* [INPUT ROWS]:
— Begin —

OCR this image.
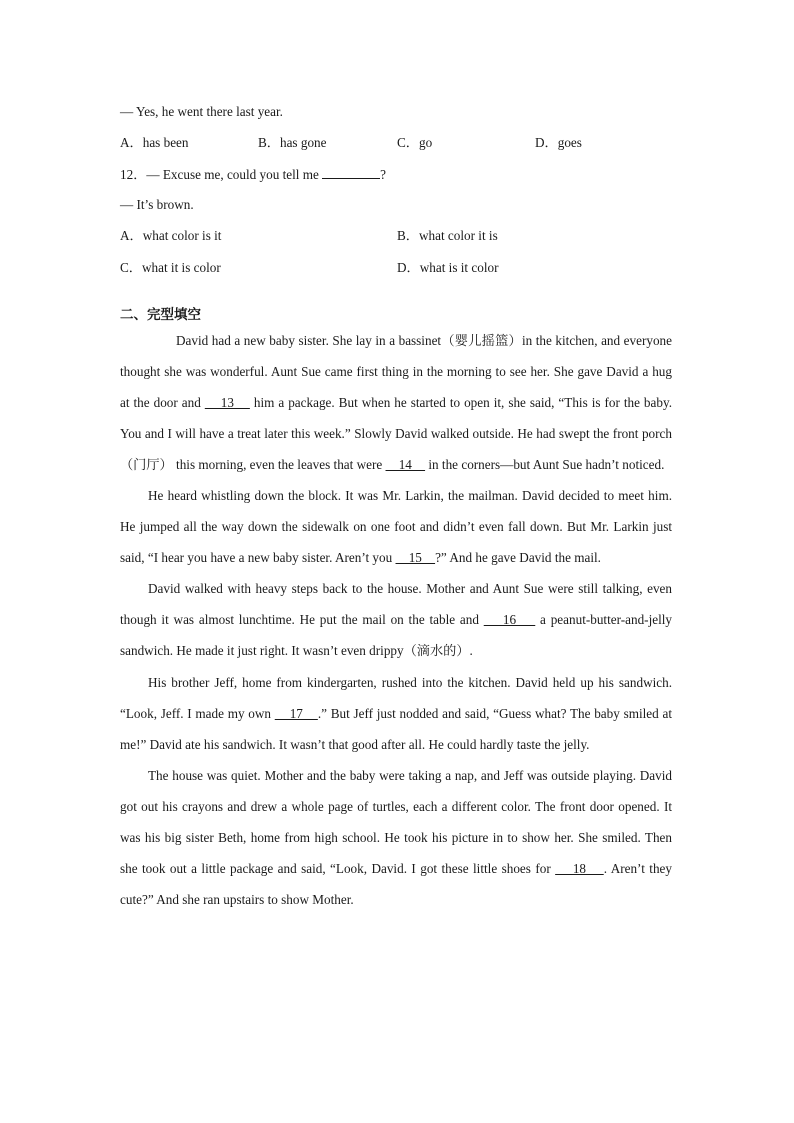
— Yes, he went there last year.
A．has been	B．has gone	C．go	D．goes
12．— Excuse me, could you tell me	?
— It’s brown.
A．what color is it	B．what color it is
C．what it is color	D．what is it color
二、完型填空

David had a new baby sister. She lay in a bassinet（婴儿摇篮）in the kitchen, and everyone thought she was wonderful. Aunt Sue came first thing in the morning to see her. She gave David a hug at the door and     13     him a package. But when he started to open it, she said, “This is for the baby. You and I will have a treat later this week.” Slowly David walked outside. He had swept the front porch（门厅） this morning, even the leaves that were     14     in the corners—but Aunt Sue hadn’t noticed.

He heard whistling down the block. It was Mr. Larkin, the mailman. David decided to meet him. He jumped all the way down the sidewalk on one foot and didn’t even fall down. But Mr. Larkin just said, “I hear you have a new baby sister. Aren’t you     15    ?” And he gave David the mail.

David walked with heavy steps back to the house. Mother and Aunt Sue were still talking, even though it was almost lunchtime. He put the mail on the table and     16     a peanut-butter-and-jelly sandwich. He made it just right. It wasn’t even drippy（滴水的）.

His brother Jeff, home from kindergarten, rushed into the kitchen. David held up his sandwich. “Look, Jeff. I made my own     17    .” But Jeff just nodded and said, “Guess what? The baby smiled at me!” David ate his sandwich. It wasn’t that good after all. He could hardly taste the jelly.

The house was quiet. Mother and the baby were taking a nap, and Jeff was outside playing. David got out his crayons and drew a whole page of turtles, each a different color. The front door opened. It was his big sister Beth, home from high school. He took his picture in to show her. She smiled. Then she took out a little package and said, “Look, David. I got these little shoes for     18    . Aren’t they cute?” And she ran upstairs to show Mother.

— End —

* [WORK TO BE COMPLETED]:
Scan the material above for the word "could". Copy each line where it occurs.

* [COMPLETE ANSWER]:
12．— Excuse me, could you tell me	?
His brother Jeff, home from kindergarten, rushed into the kitchen. David held up his sandwich. “Look, Jeff. I made my own     17    .” But Jeff just nodded and said, “Guess what? The baby smiled at me!” David ate his sandwich. It wasn’t that good after all. He could hardly taste the jelly.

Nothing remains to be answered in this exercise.